__STATED EXERCISE__: Express the lines between the one holding "382 685 433</box>" and the one holding "339 730 390</box>", inclusive, as a numbered list with blank lines left out.

__SOURCE RECORDS__:

%%

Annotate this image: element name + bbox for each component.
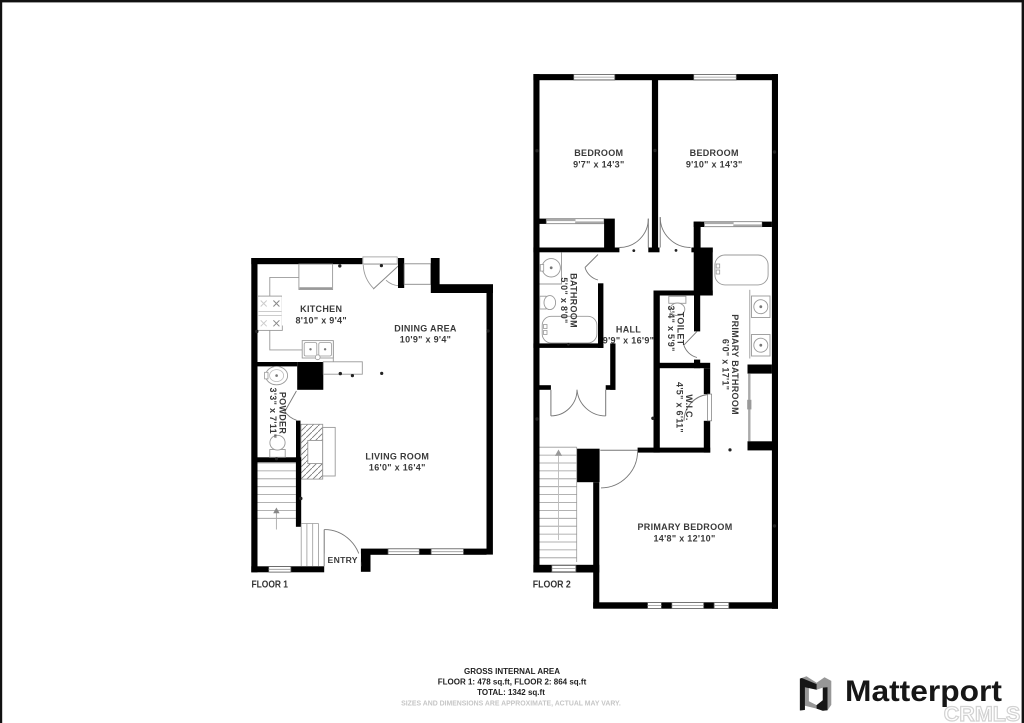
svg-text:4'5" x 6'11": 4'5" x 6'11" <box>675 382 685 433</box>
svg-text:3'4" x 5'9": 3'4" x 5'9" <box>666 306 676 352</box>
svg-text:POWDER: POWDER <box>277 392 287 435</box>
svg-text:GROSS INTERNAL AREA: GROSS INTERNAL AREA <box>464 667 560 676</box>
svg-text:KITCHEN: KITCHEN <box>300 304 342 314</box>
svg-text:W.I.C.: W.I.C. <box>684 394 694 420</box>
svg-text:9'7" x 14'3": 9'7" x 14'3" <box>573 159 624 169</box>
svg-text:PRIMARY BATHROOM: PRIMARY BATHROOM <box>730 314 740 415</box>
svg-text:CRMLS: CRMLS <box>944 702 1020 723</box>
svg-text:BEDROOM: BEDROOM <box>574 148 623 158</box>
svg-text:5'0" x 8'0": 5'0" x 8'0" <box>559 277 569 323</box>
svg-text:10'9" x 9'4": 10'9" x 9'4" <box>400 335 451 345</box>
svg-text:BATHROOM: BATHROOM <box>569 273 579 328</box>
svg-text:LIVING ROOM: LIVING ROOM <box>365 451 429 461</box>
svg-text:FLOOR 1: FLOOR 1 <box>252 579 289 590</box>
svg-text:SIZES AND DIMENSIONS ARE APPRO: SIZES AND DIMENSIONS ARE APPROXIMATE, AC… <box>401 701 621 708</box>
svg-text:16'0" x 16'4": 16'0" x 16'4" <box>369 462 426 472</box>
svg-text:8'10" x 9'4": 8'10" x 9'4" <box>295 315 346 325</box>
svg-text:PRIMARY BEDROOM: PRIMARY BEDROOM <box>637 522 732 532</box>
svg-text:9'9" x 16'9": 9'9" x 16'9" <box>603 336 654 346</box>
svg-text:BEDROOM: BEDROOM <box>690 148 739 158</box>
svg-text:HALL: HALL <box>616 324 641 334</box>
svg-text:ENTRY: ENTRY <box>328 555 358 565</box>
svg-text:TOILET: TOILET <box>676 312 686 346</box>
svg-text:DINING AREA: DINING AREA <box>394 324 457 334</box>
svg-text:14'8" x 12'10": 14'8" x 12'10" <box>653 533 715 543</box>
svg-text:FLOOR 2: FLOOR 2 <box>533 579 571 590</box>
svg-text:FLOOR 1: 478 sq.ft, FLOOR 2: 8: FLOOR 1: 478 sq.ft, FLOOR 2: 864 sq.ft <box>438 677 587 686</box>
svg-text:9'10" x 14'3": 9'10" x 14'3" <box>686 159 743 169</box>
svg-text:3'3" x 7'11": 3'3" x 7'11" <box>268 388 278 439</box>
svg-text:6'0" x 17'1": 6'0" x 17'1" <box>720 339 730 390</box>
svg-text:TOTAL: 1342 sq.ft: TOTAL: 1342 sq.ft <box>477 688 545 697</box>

%%

__THE COMPLETED TASK__:
1. svg-text:4'5" x 6'11": 4'5" x 6'11" <box>675 382 685 433</box>
2. svg-text:3'4" x 5'9": 3'4" x 5'9" <box>666 306 676 352</box>
3. svg-text:POWDER: POWDER <box>277 392 287 435</box>
4. svg-text:GROSS INTERNAL AREA: GROSS INTERNAL AREA <box>464 667 560 676</box>
5. svg-text:KITCHEN: KITCHEN <box>300 304 342 314</box>
6. svg-text:W.I.C.: W.I.C. <box>684 394 694 420</box>
7. svg-text:9'7" x 14'3": 9'7" x 14'3" <box>573 159 624 169</box>
8. svg-text:PRIMARY BATHROOM: PRIMARY BATHROOM <box>730 314 740 415</box>
9. svg-text:CRMLS: CRMLS <box>944 702 1020 723</box>
10. svg-text:BEDROOM: BEDROOM <box>574 148 623 158</box>
11. svg-text:5'0" x 8'0": 5'0" x 8'0" <box>559 277 569 323</box>
12. svg-text:10'9" x 9'4": 10'9" x 9'4" <box>400 335 451 345</box>
13. svg-text:BATHROOM: BATHROOM <box>569 273 579 328</box>
14. svg-text:LIVING ROOM: LIVING ROOM <box>365 451 429 461</box>
15. svg-text:FLOOR 1: FLOOR 1 <box>252 579 289 590</box>
16. svg-text:SIZES AND DIMENSIONS ARE APPRO: SIZES AND DIMENSIONS ARE APPROXIMATE, AC… <box>401 701 621 708</box>
17. svg-text:16'0" x 16'4": 16'0" x 16'4" <box>369 462 426 472</box>
18. svg-text:8'10" x 9'4": 8'10" x 9'4" <box>295 315 346 325</box>
19. svg-text:PRIMARY BEDROOM: PRIMARY BEDROOM <box>637 522 732 532</box>
20. svg-text:9'9" x 16'9": 9'9" x 16'9" <box>603 336 654 346</box>
21. svg-text:BEDROOM: BEDROOM <box>690 148 739 158</box>
22. svg-text:HALL: HALL <box>616 324 641 334</box>
23. svg-text:ENTRY: ENTRY <box>328 555 358 565</box>
24. svg-text:TOILET: TOILET <box>676 312 686 346</box>
25. svg-text:DINING AREA: DINING AREA <box>394 324 457 334</box>
26. svg-text:14'8" x 12'10": 14'8" x 12'10" <box>653 533 715 543</box>
27. svg-text:FLOOR 2: FLOOR 2 <box>533 579 571 590</box>
28. svg-text:FLOOR 1: 478 sq.ft, FLOOR 2: 8: FLOOR 1: 478 sq.ft, FLOOR 2: 864 sq.ft <box>438 677 587 686</box>
29. svg-text:9'10" x 14'3": 9'10" x 14'3" <box>686 159 743 169</box>
30. svg-text:3'3" x 7'11": 3'3" x 7'11" <box>268 388 278 439</box>
31. svg-text:6'0" x 17'1": 6'0" x 17'1" <box>720 339 730 390</box>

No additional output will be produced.